GIVEN INSTRUCTION: Pick out every line of the entries below where "Left" occurs, and copy those lines.

TASK INPUT:
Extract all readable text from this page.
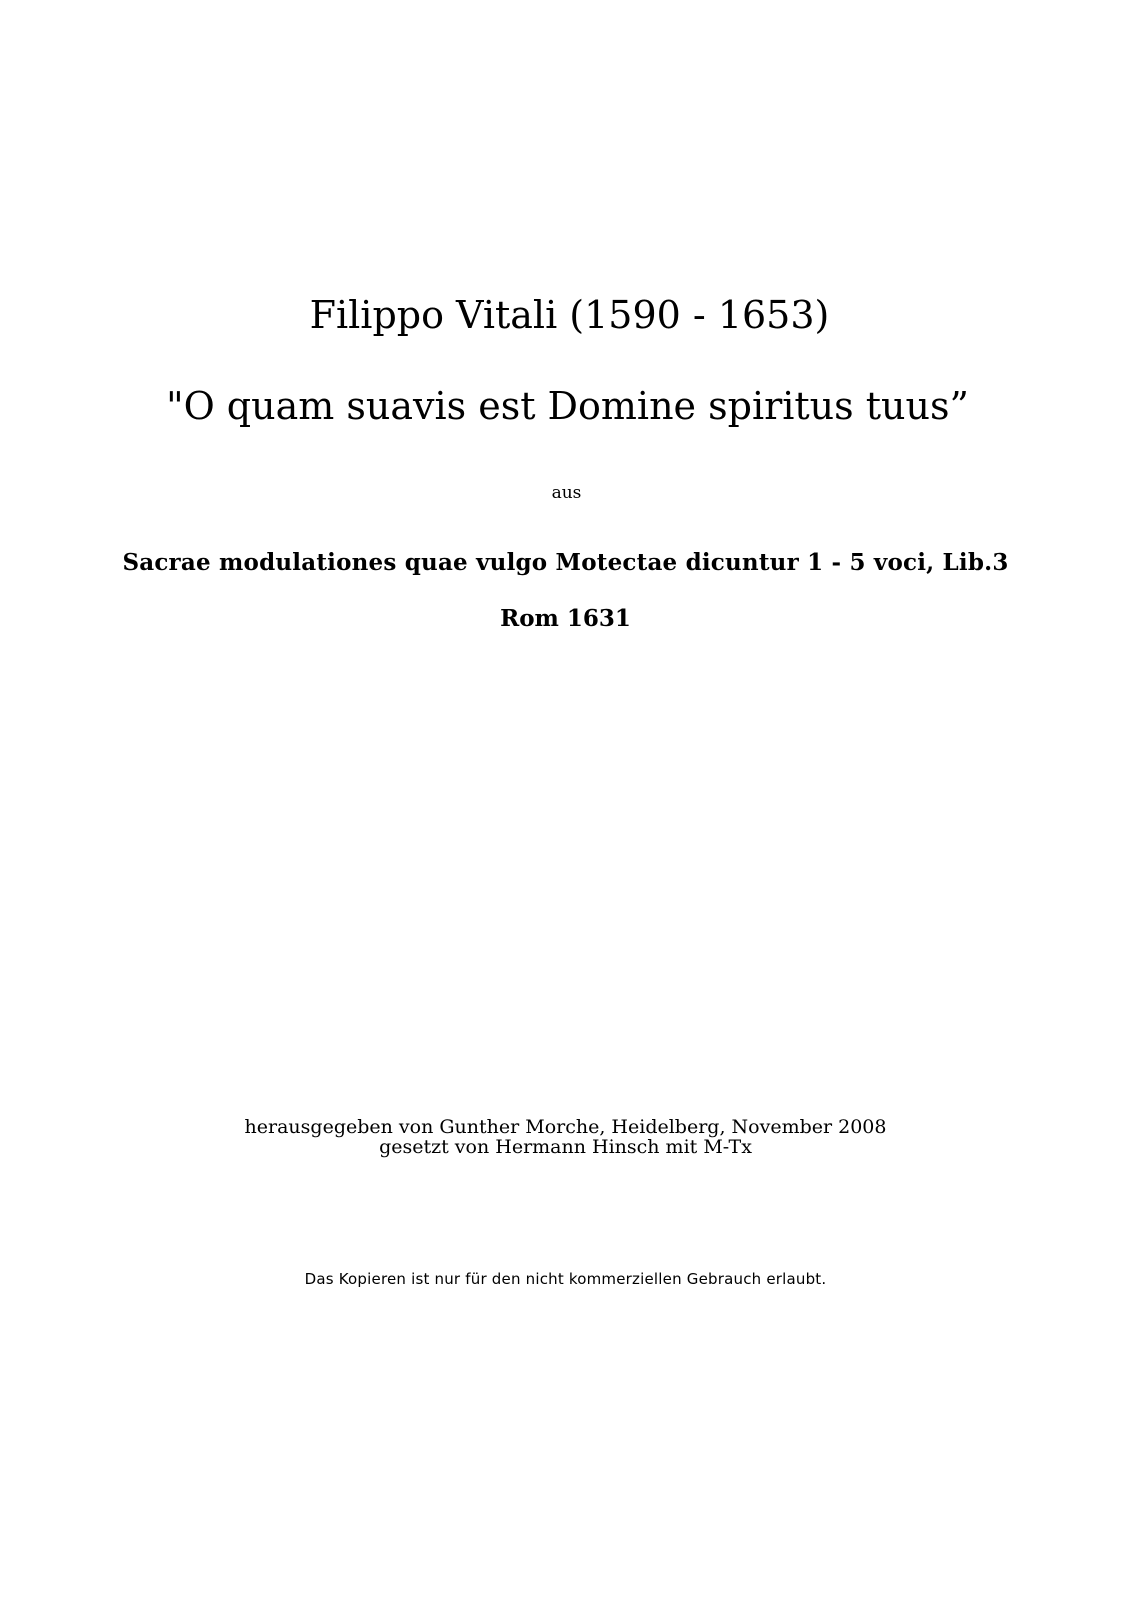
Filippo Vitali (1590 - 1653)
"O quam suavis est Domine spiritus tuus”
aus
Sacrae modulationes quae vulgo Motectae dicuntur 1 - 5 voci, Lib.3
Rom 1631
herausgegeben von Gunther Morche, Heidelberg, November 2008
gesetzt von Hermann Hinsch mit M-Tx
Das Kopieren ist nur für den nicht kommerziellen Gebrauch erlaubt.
--
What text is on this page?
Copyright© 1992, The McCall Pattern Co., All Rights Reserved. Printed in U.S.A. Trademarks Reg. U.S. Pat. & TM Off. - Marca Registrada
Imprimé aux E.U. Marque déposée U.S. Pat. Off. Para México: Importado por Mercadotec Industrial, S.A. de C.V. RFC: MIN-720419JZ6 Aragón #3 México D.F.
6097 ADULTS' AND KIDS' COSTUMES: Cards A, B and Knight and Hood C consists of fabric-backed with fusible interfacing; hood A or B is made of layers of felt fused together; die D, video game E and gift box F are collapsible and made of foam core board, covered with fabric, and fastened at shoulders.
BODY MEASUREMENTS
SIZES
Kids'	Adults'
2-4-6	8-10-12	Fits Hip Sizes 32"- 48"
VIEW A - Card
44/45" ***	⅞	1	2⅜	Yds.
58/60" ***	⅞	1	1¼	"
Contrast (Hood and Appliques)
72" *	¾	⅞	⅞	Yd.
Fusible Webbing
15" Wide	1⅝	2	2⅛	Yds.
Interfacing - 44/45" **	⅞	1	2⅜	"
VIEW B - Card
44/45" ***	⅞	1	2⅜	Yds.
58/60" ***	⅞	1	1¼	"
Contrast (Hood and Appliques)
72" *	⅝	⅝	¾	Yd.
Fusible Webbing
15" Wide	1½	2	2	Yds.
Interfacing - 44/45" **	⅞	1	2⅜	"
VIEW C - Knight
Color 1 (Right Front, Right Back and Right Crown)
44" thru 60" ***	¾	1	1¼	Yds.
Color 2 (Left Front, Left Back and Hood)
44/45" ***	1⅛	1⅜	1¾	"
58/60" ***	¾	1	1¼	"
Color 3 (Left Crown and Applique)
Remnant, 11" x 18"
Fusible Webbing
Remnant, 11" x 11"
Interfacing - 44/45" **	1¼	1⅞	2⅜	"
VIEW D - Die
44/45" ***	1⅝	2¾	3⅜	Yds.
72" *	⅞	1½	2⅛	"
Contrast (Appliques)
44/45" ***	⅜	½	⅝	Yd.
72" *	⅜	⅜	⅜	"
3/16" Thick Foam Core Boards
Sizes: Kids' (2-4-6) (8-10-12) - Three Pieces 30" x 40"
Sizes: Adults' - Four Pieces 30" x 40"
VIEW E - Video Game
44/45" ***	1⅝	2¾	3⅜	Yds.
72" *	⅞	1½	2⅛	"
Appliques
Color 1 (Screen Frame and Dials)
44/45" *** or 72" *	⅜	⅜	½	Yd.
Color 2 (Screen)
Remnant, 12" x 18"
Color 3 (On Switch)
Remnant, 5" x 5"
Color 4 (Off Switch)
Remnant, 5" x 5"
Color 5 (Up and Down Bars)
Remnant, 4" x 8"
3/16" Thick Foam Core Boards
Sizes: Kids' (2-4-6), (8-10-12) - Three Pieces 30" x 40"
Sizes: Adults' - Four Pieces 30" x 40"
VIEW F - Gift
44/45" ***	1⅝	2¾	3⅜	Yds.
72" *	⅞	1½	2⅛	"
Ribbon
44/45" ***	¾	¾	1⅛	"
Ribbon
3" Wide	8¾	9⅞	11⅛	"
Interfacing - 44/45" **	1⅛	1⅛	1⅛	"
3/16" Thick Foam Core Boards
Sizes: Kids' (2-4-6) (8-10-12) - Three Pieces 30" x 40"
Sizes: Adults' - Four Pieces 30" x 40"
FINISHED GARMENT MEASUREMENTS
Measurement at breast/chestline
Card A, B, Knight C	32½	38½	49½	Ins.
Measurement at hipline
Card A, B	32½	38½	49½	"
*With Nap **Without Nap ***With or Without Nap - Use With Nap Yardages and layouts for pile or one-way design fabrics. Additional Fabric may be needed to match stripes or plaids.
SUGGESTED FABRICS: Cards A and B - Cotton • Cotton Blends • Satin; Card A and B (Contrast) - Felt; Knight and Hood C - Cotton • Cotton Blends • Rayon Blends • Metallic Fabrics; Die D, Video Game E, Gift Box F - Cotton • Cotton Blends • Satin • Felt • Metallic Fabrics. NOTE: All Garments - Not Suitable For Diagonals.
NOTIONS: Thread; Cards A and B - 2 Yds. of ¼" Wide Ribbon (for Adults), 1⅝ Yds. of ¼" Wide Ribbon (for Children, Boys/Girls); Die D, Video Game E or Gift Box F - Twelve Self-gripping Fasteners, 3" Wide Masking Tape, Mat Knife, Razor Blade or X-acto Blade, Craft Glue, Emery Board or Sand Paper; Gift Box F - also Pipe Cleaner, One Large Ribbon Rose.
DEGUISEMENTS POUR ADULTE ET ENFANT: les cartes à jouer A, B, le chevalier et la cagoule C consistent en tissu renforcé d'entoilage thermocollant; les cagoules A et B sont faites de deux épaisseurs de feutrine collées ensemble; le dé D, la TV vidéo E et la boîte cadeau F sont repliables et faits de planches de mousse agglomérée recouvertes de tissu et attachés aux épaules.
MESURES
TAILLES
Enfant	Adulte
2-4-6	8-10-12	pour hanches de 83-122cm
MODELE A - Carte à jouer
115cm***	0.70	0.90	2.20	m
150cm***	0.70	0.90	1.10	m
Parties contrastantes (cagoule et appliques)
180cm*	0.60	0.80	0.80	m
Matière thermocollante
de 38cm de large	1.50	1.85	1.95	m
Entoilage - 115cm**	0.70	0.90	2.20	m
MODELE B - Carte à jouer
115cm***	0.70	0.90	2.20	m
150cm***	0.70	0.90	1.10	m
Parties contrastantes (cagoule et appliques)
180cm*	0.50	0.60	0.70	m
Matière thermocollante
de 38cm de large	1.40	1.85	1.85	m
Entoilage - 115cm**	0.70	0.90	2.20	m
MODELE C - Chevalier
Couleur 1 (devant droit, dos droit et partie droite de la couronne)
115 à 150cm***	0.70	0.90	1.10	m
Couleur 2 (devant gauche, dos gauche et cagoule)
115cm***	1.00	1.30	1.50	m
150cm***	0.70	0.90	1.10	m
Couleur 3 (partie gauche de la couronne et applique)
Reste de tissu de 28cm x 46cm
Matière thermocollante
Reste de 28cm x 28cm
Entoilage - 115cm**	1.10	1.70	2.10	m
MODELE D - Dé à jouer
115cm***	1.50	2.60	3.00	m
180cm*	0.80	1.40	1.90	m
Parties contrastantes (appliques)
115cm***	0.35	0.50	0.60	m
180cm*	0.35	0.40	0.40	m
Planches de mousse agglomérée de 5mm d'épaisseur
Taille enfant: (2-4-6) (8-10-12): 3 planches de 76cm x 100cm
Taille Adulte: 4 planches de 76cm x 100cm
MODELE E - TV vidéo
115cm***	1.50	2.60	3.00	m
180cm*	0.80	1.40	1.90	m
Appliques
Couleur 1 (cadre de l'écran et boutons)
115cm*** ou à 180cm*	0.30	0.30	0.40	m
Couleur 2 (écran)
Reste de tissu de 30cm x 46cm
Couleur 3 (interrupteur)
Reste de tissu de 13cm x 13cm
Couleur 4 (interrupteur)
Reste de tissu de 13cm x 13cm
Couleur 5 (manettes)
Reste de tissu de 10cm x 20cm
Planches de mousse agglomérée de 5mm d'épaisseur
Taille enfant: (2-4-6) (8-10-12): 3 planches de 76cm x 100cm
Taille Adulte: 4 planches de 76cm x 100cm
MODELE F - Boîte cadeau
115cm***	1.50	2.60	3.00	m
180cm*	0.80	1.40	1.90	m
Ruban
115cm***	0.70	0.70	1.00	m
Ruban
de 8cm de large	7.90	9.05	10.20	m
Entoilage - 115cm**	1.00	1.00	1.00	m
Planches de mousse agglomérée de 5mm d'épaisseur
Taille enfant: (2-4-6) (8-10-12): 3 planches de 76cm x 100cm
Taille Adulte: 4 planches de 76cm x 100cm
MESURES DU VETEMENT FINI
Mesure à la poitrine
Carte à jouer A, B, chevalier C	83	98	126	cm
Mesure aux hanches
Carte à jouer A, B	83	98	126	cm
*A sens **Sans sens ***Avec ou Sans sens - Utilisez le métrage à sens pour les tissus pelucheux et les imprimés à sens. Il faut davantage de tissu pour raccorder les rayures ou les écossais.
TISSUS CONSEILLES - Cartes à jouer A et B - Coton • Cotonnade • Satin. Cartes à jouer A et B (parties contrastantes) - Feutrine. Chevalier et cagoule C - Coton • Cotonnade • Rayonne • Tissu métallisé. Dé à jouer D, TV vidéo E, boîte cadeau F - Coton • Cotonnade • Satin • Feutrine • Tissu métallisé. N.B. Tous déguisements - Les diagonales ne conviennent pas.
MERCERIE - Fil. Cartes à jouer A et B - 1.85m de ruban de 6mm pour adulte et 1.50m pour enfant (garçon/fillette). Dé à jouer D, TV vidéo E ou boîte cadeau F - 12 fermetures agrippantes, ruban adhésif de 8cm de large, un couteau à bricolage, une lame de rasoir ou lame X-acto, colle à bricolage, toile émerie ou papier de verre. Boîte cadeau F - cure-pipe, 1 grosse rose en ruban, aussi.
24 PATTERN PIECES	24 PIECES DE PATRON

OUTPUT OF THE EXERCISE:
Color 2 (Left Front, Left Back and Hood)
Color 3 (Left Crown and Applique)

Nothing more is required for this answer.